**WHAT TO DO:** Write out each line word for word. Drop pictures.
------------------------------------------------------------
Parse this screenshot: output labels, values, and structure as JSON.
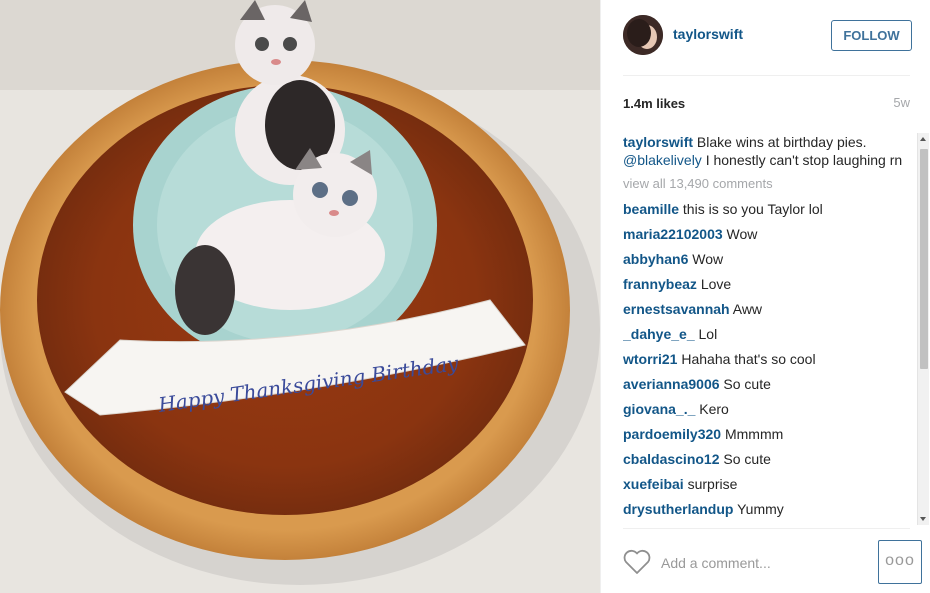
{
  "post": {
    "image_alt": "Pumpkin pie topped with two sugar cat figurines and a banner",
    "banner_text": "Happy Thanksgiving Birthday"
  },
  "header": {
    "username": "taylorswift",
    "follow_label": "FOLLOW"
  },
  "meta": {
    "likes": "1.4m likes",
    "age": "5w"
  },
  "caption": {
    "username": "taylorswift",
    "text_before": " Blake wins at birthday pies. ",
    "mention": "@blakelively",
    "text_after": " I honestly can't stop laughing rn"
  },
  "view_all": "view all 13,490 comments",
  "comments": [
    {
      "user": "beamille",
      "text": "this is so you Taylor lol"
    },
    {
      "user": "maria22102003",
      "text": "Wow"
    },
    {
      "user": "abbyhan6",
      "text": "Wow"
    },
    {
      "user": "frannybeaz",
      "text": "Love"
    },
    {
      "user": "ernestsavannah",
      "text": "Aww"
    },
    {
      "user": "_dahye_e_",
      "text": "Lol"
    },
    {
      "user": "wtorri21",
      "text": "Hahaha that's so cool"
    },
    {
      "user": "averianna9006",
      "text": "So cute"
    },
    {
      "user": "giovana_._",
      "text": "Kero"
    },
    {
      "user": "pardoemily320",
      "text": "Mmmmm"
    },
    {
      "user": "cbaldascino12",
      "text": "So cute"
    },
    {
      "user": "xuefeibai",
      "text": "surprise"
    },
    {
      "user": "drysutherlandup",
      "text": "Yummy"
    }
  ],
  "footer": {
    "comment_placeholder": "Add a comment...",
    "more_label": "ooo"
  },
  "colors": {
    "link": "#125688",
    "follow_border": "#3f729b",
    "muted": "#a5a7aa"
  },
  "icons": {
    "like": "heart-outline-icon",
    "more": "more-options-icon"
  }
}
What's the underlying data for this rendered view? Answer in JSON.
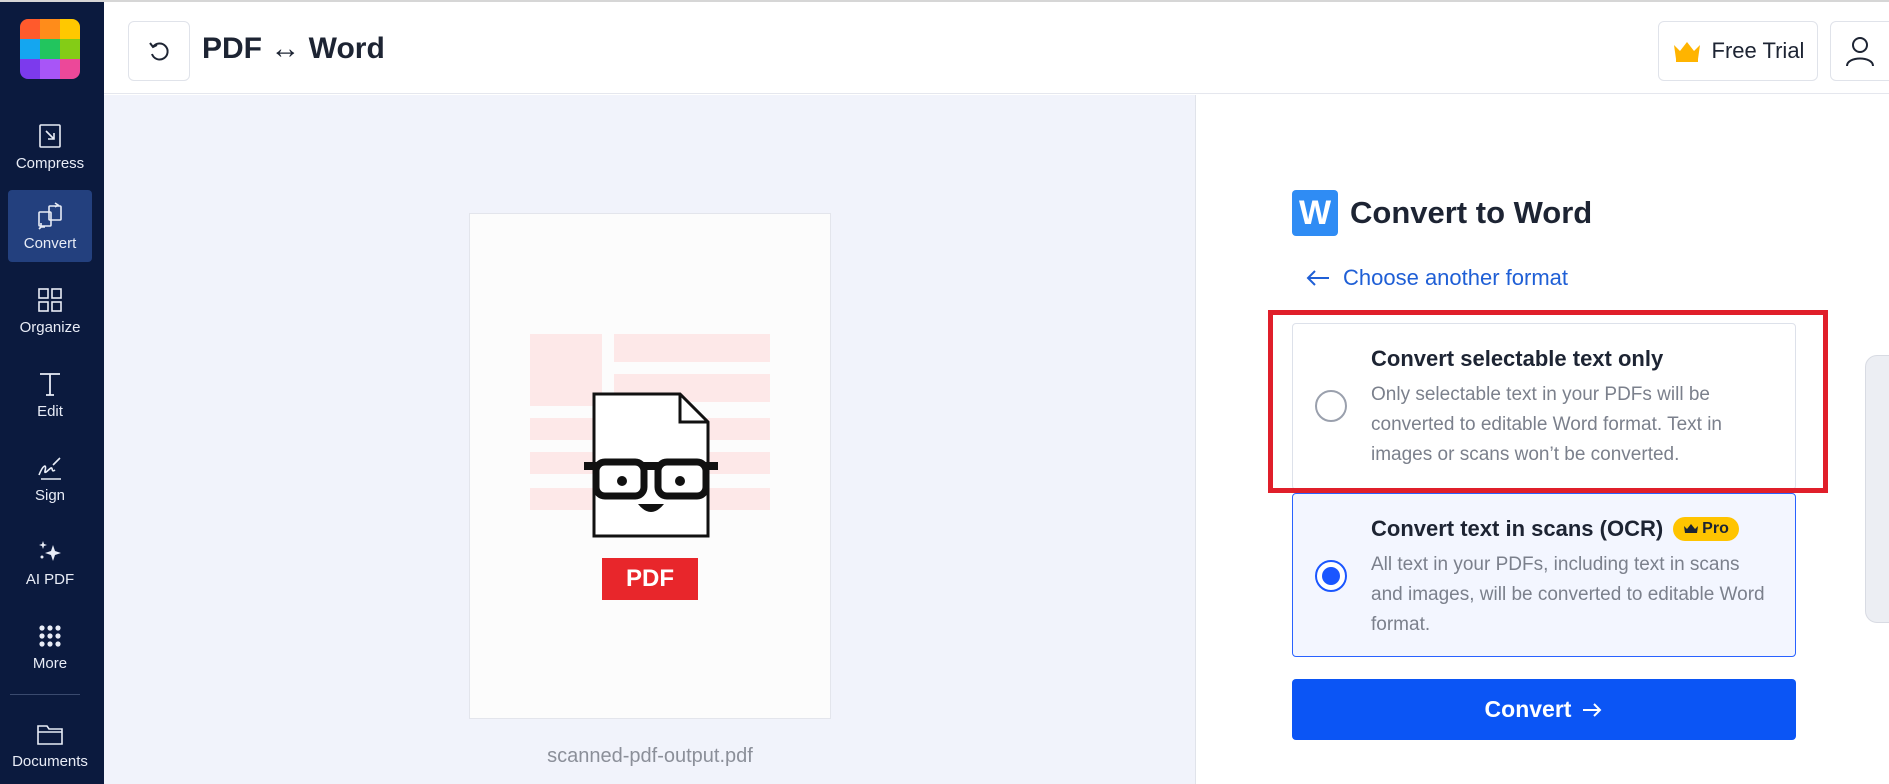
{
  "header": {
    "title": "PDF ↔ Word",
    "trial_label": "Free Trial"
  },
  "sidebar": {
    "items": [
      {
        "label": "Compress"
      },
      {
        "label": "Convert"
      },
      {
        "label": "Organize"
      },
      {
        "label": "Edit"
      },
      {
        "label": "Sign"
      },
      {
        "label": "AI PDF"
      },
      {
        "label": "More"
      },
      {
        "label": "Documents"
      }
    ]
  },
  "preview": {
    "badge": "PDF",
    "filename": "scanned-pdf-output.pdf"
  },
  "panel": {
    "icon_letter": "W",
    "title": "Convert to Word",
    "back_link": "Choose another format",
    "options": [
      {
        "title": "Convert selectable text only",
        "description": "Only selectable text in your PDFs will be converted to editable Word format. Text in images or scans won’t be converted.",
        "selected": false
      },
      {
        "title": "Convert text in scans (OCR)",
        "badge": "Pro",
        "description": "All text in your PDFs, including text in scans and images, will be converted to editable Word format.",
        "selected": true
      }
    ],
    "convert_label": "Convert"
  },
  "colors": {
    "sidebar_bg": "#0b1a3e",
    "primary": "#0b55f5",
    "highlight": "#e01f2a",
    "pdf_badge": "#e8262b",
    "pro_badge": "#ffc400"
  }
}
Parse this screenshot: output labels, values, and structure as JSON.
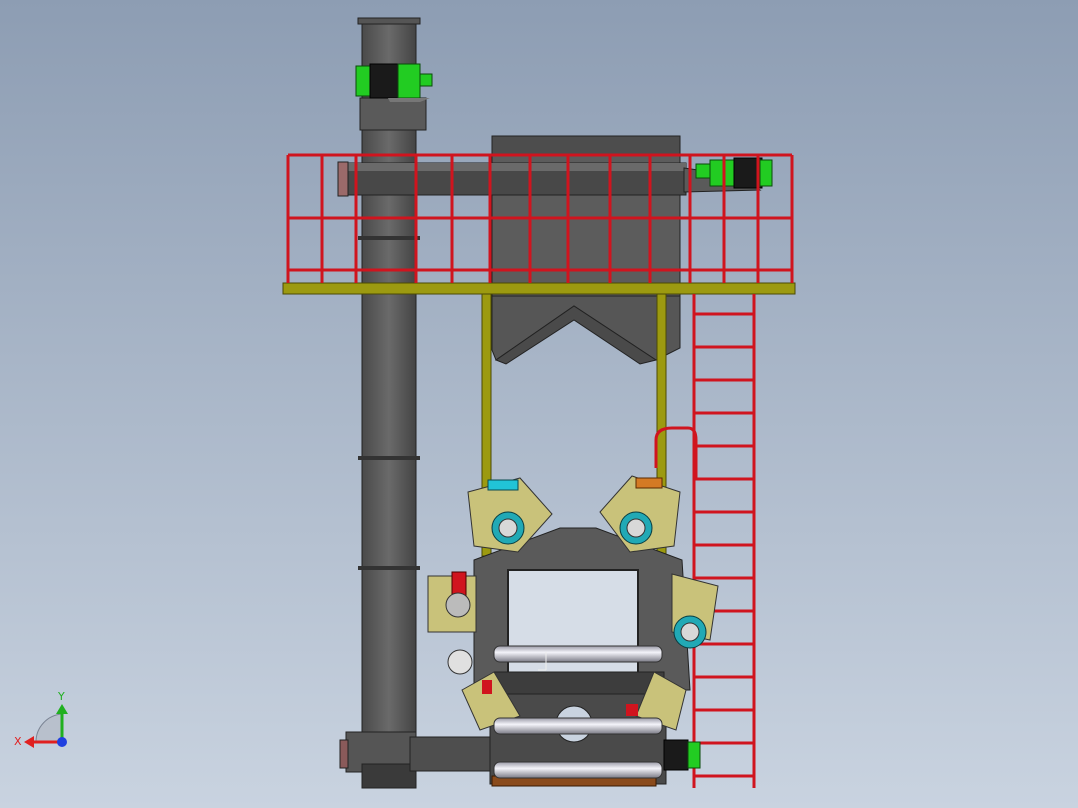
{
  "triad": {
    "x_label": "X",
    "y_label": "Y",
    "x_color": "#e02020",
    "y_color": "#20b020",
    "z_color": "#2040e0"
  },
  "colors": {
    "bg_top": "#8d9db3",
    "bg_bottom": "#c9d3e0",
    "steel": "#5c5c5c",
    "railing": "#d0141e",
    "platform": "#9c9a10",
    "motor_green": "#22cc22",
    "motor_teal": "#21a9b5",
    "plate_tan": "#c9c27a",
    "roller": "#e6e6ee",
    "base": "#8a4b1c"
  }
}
------------------------------------------------------------
**EXERCISE SOLUTION:**
Parse this screenshot: output labels, values, and structure as JSON.
{
  "post": {
    "image_alt": "Pumpkin pie topped with two sugar cat figurines and a banner",
    "banner_text": "Happy Thanksgiving Birthday"
  },
  "header": {
    "username": "taylorswift",
    "follow_label": "FOLLOW"
  },
  "meta": {
    "likes": "1.4m likes",
    "age": "5w"
  },
  "caption": {
    "username": "taylorswift",
    "text_before": " Blake wins at birthday pies. ",
    "mention": "@blakelively",
    "text_after": " I honestly can't stop laughing rn"
  },
  "view_all": "view all 13,490 comments",
  "comments": [
    {
      "user": "beamille",
      "text": "this is so you Taylor lol"
    },
    {
      "user": "maria22102003",
      "text": "Wow"
    },
    {
      "user": "abbyhan6",
      "text": "Wow"
    },
    {
      "user": "frannybeaz",
      "text": "Love"
    },
    {
      "user": "ernestsavannah",
      "text": "Aww"
    },
    {
      "user": "_dahye_e_",
      "text": "Lol"
    },
    {
      "user": "wtorri21",
      "text": "Hahaha that's so cool"
    },
    {
      "user": "averianna9006",
      "text": "So cute"
    },
    {
      "user": "giovana_._",
      "text": "Kero"
    },
    {
      "user": "pardoemily320",
      "text": "Mmmmm"
    },
    {
      "user": "cbaldascino12",
      "text": "So cute"
    },
    {
      "user": "xuefeibai",
      "text": "surprise"
    },
    {
      "user": "drysutherlandup",
      "text": "Yummy"
    }
  ],
  "footer": {
    "comment_placeholder": "Add a comment...",
    "more_label": "ooo"
  },
  "colors": {
    "link": "#125688",
    "follow_border": "#3f729b",
    "muted": "#a5a7aa"
  },
  "icons": {
    "like": "heart-outline-icon",
    "more": "more-options-icon"
  }
}
What's the underlying data for this rendered view? Answer in JSON.
{
  "header": {
    "title": "PDF ↔ Word",
    "trial_label": "Free Trial"
  },
  "sidebar": {
    "items": [
      {
        "label": "Compress"
      },
      {
        "label": "Convert"
      },
      {
        "label": "Organize"
      },
      {
        "label": "Edit"
      },
      {
        "label": "Sign"
      },
      {
        "label": "AI PDF"
      },
      {
        "label": "More"
      },
      {
        "label": "Documents"
      }
    ]
  },
  "preview": {
    "badge": "PDF",
    "filename": "scanned-pdf-output.pdf"
  },
  "panel": {
    "icon_letter": "W",
    "title": "Convert to Word",
    "back_link": "Choose another format",
    "options": [
      {
        "title": "Convert selectable text only",
        "description": "Only selectable text in your PDFs will be converted to editable Word format. Text in images or scans won’t be converted.",
        "selected": false
      },
      {
        "title": "Convert text in scans (OCR)",
        "badge": "Pro",
        "description": "All text in your PDFs, including text in scans and images, will be converted to editable Word format.",
        "selected": true
      }
    ],
    "convert_label": "Convert"
  },
  "colors": {
    "sidebar_bg": "#0b1a3e",
    "primary": "#0b55f5",
    "highlight": "#e01f2a",
    "pdf_badge": "#e8262b",
    "pro_badge": "#ffc400"
  }
}
Parse this screenshot: output labels, values, and structure as JSON.
{
  "triad": {
    "x_label": "X",
    "y_label": "Y",
    "x_color": "#e02020",
    "y_color": "#20b020",
    "z_color": "#2040e0"
  },
  "colors": {
    "bg_top": "#8d9db3",
    "bg_bottom": "#c9d3e0",
    "steel": "#5c5c5c",
    "railing": "#d0141e",
    "platform": "#9c9a10",
    "motor_green": "#22cc22",
    "motor_teal": "#21a9b5",
    "plate_tan": "#c9c27a",
    "roller": "#e6e6ee",
    "base": "#8a4b1c"
  }
}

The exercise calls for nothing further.